### BRIEF
Each line that contains the word "JSON" counts once; give the total for the records below and nothing else.

### DATA SHOWN
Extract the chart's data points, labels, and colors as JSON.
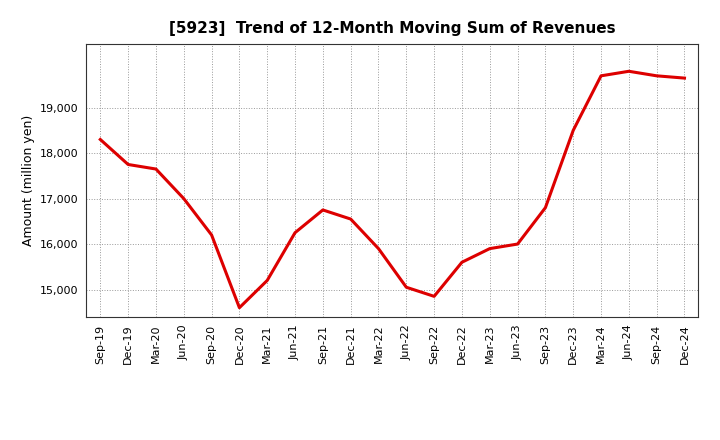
{
  "title": "[5923]  Trend of 12-Month Moving Sum of Revenues",
  "ylabel": "Amount (million yen)",
  "line_color": "#dd0000",
  "background_color": "#ffffff",
  "plot_bg_color": "#ffffff",
  "grid_color": "#999999",
  "x_labels": [
    "Sep-19",
    "Dec-19",
    "Mar-20",
    "Jun-20",
    "Sep-20",
    "Dec-20",
    "Mar-21",
    "Jun-21",
    "Sep-21",
    "Dec-21",
    "Mar-22",
    "Jun-22",
    "Sep-22",
    "Dec-22",
    "Mar-23",
    "Jun-23",
    "Sep-23",
    "Dec-23",
    "Mar-24",
    "Jun-24",
    "Sep-24",
    "Dec-24"
  ],
  "y_values": [
    18300,
    17750,
    17650,
    17000,
    16200,
    14600,
    15200,
    16250,
    16750,
    16550,
    15900,
    15050,
    14850,
    15600,
    15900,
    16000,
    16800,
    18500,
    19700,
    19800,
    19700,
    19650
  ],
  "ylim": [
    14400,
    20400
  ],
  "yticks": [
    15000,
    16000,
    17000,
    18000,
    19000
  ],
  "line_width": 2.2,
  "figsize": [
    7.2,
    4.4
  ],
  "dpi": 100,
  "title_fontsize": 11,
  "ylabel_fontsize": 9,
  "tick_fontsize": 8
}
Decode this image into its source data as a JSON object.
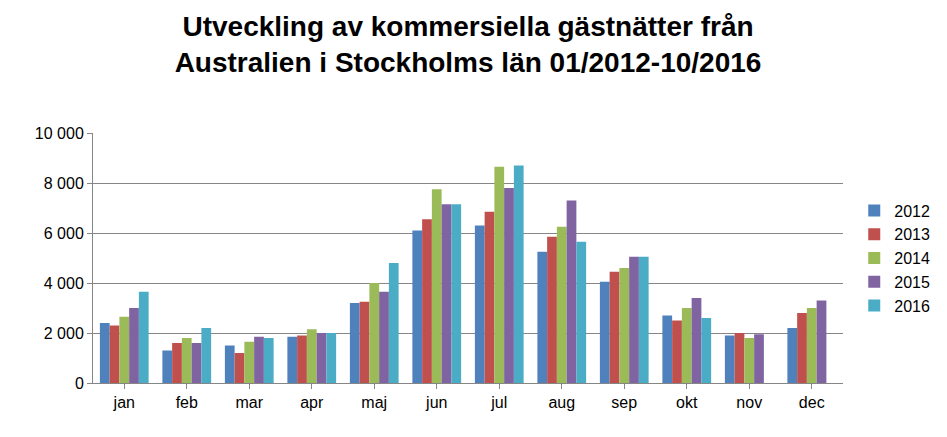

### EXPECTED ANSWER
2